• **Your objective**
Pictures in the data below are not part of the copy; transcribe everything else exactly.

• **Records for the task**
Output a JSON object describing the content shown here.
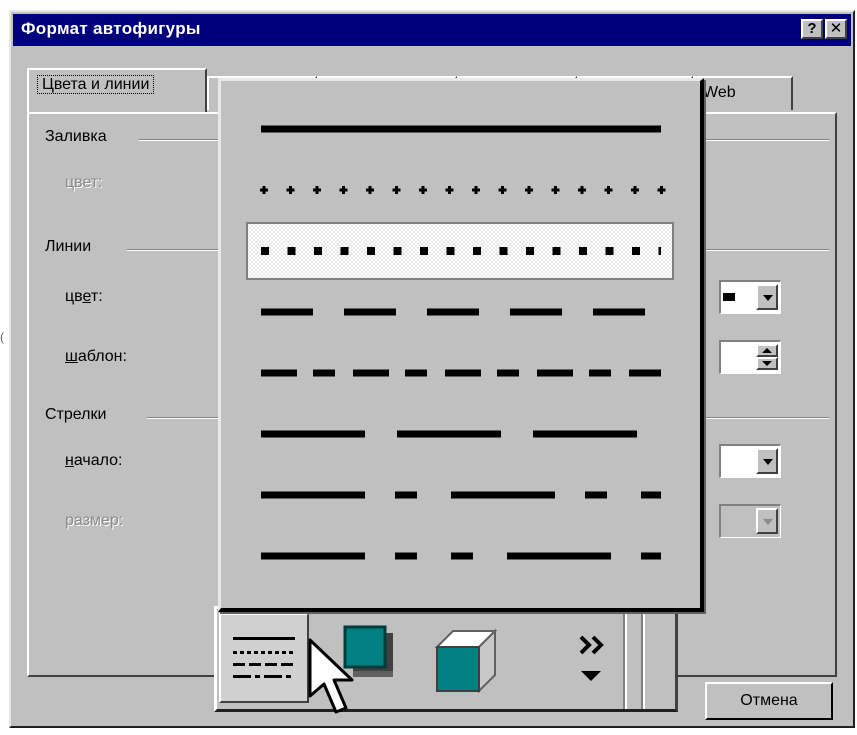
{
  "dialog": {
    "title": "Формат автофигуры",
    "help_label": "?",
    "close_label": "✕",
    "tabs": [
      {
        "label": "Цвета и линии",
        "active": true
      },
      {
        "label": "",
        "active": false
      },
      {
        "label": "",
        "active": false
      },
      {
        "label": "",
        "active": false
      },
      {
        "label": "",
        "active": false
      },
      {
        "label": "Web",
        "active": false
      }
    ]
  },
  "fill_section": {
    "heading": "Заливка",
    "color_label": "цвет:"
  },
  "lines_section": {
    "heading": "Линии",
    "color_label_pre": "цв",
    "color_label_u": "е",
    "color_label_post": "т:",
    "color_value": "#5a1ee8",
    "pattern_label_u": "ш",
    "pattern_label_post": "аблон:"
  },
  "arrows_section": {
    "heading": "Стрелки",
    "start_label_u": "н",
    "start_label_post": "ачало:",
    "size_label": "размер:"
  },
  "dash_popup": {
    "styles": [
      {
        "name": "solid"
      },
      {
        "name": "round-dot"
      },
      {
        "name": "square-dot",
        "selected": true
      },
      {
        "name": "dash"
      },
      {
        "name": "dash-dot"
      },
      {
        "name": "long-dash"
      },
      {
        "name": "long-dash-dot"
      },
      {
        "name": "long-dash-dot-dot"
      }
    ]
  },
  "toolbar": {
    "buttons": [
      {
        "icon": "dash-style-icon",
        "pressed": true
      },
      {
        "icon": "shadow-icon"
      },
      {
        "icon": "3d-icon"
      },
      {
        "icon": "more-buttons-icon",
        "label": "»"
      }
    ]
  },
  "buttons": {
    "cancel_label": "Отмена"
  },
  "side_mark": "("
}
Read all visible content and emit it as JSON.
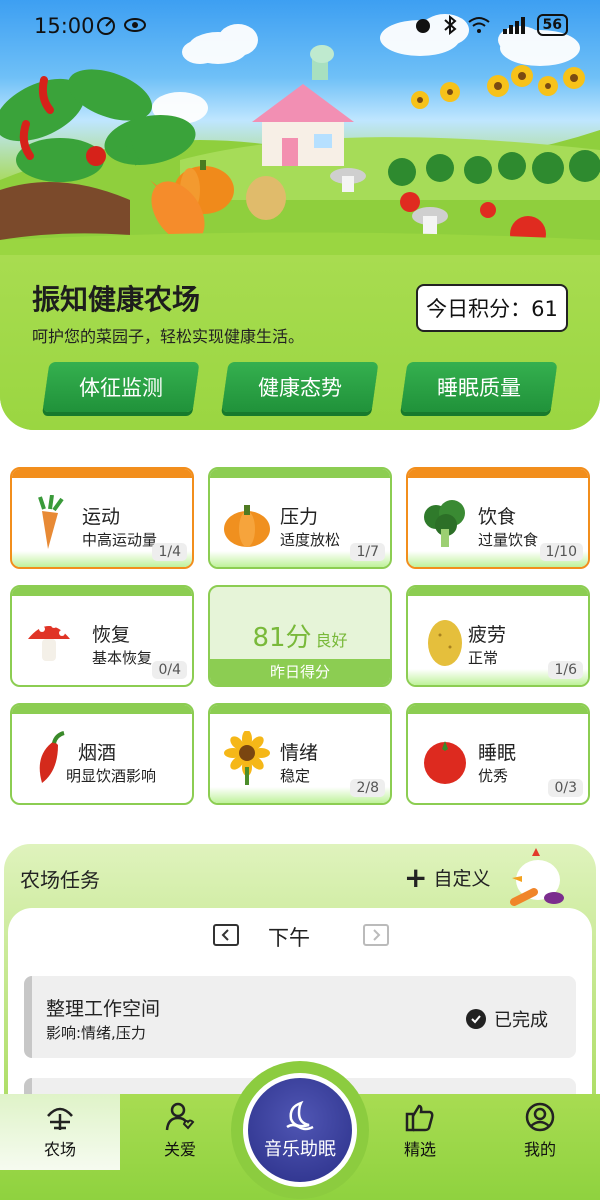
{
  "status_bar": {
    "time": "15:00",
    "battery": "56"
  },
  "hero": {
    "title": "振知健康农场",
    "subtitle": "呵护您的菜园子，轻松实现健康生活。",
    "score_label": "今日积分：61",
    "buttons": [
      "体征监测",
      "健康态势",
      "睡眠质量"
    ]
  },
  "cards": [
    {
      "title": "运动",
      "sub": "中高运动量",
      "badge": "1/4",
      "accent": "#f28e1c",
      "icon": "carrot-icon"
    },
    {
      "title": "压力",
      "sub": "适度放松",
      "badge": "1/7",
      "accent": "#8ccd52",
      "icon": "pumpkin-icon"
    },
    {
      "title": "饮食",
      "sub": "过量饮食",
      "badge": "1/10",
      "accent": "#f28e1c",
      "icon": "broccoli-icon"
    },
    {
      "title": "恢复",
      "sub": "基本恢复",
      "badge": "0/4",
      "accent": "#8ccd52",
      "icon": "mushroom-icon"
    },
    {
      "title": "疲劳",
      "sub": "正常",
      "badge": "1/6",
      "accent": "#8ccd52",
      "icon": "potato-icon"
    },
    {
      "title": "烟酒",
      "sub": "明显饮酒影响",
      "badge": "",
      "accent": "#8ccd52",
      "icon": "chili-icon"
    },
    {
      "title": "情绪",
      "sub": "稳定",
      "badge": "2/8",
      "accent": "#8ccd52",
      "icon": "sunflower-icon"
    },
    {
      "title": "睡眠",
      "sub": "优秀",
      "badge": "0/3",
      "accent": "#8ccd52",
      "icon": "tomato-icon"
    }
  ],
  "score_card": {
    "value": "81分",
    "level": "良好",
    "label": "昨日得分"
  },
  "tasks": {
    "title": "农场任务",
    "custom_label": "自定义",
    "period": "下午",
    "items": [
      {
        "name": "整理工作空间",
        "impact": "影响:情绪,压力",
        "status": "已完成"
      }
    ]
  },
  "nav": {
    "items": [
      {
        "label": "农场",
        "icon": "farm-icon"
      },
      {
        "label": "关爱",
        "icon": "care-icon"
      },
      {
        "label": "精选",
        "icon": "thumbs-up-icon"
      },
      {
        "label": "我的",
        "icon": "profile-icon"
      }
    ],
    "fab_label": "音乐助眠"
  }
}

• **Solution to this problem**
Output a JSON object describing the content shown here.
{
  "dialog": {
    "title": "Формат автофигуры",
    "help_label": "?",
    "close_label": "✕",
    "tabs": [
      {
        "label": "Цвета и линии",
        "active": true
      },
      {
        "label": "",
        "active": false
      },
      {
        "label": "",
        "active": false
      },
      {
        "label": "",
        "active": false
      },
      {
        "label": "",
        "active": false
      },
      {
        "label": "Web",
        "active": false
      }
    ]
  },
  "fill_section": {
    "heading": "Заливка",
    "color_label": "цвет:"
  },
  "lines_section": {
    "heading": "Линии",
    "color_label_pre": "цв",
    "color_label_u": "е",
    "color_label_post": "т:",
    "color_value": "#5a1ee8",
    "pattern_label_u": "ш",
    "pattern_label_post": "аблон:"
  },
  "arrows_section": {
    "heading": "Стрелки",
    "start_label_u": "н",
    "start_label_post": "ачало:",
    "size_label": "размер:"
  },
  "dash_popup": {
    "styles": [
      {
        "name": "solid"
      },
      {
        "name": "round-dot"
      },
      {
        "name": "square-dot",
        "selected": true
      },
      {
        "name": "dash"
      },
      {
        "name": "dash-dot"
      },
      {
        "name": "long-dash"
      },
      {
        "name": "long-dash-dot"
      },
      {
        "name": "long-dash-dot-dot"
      }
    ]
  },
  "toolbar": {
    "buttons": [
      {
        "icon": "dash-style-icon",
        "pressed": true
      },
      {
        "icon": "shadow-icon"
      },
      {
        "icon": "3d-icon"
      },
      {
        "icon": "more-buttons-icon",
        "label": "»"
      }
    ]
  },
  "buttons": {
    "cancel_label": "Отмена"
  },
  "side_mark": "("
}
Read all visible content and emit it as JSON.
{
  "status_bar": {
    "time": "15:00",
    "battery": "56"
  },
  "hero": {
    "title": "振知健康农场",
    "subtitle": "呵护您的菜园子，轻松实现健康生活。",
    "score_label": "今日积分：61",
    "buttons": [
      "体征监测",
      "健康态势",
      "睡眠质量"
    ]
  },
  "cards": [
    {
      "title": "运动",
      "sub": "中高运动量",
      "badge": "1/4",
      "accent": "#f28e1c",
      "icon": "carrot-icon"
    },
    {
      "title": "压力",
      "sub": "适度放松",
      "badge": "1/7",
      "accent": "#8ccd52",
      "icon": "pumpkin-icon"
    },
    {
      "title": "饮食",
      "sub": "过量饮食",
      "badge": "1/10",
      "accent": "#f28e1c",
      "icon": "broccoli-icon"
    },
    {
      "title": "恢复",
      "sub": "基本恢复",
      "badge": "0/4",
      "accent": "#8ccd52",
      "icon": "mushroom-icon"
    },
    {
      "title": "疲劳",
      "sub": "正常",
      "badge": "1/6",
      "accent": "#8ccd52",
      "icon": "potato-icon"
    },
    {
      "title": "烟酒",
      "sub": "明显饮酒影响",
      "badge": "",
      "accent": "#8ccd52",
      "icon": "chili-icon"
    },
    {
      "title": "情绪",
      "sub": "稳定",
      "badge": "2/8",
      "accent": "#8ccd52",
      "icon": "sunflower-icon"
    },
    {
      "title": "睡眠",
      "sub": "优秀",
      "badge": "0/3",
      "accent": "#8ccd52",
      "icon": "tomato-icon"
    }
  ],
  "score_card": {
    "value": "81分",
    "level": "良好",
    "label": "昨日得分"
  },
  "tasks": {
    "title": "农场任务",
    "custom_label": "自定义",
    "period": "下午",
    "items": [
      {
        "name": "整理工作空间",
        "impact": "影响:情绪,压力",
        "status": "已完成"
      }
    ]
  },
  "nav": {
    "items": [
      {
        "label": "农场",
        "icon": "farm-icon"
      },
      {
        "label": "关爱",
        "icon": "care-icon"
      },
      {
        "label": "精选",
        "icon": "thumbs-up-icon"
      },
      {
        "label": "我的",
        "icon": "profile-icon"
      }
    ],
    "fab_label": "音乐助眠"
  }
}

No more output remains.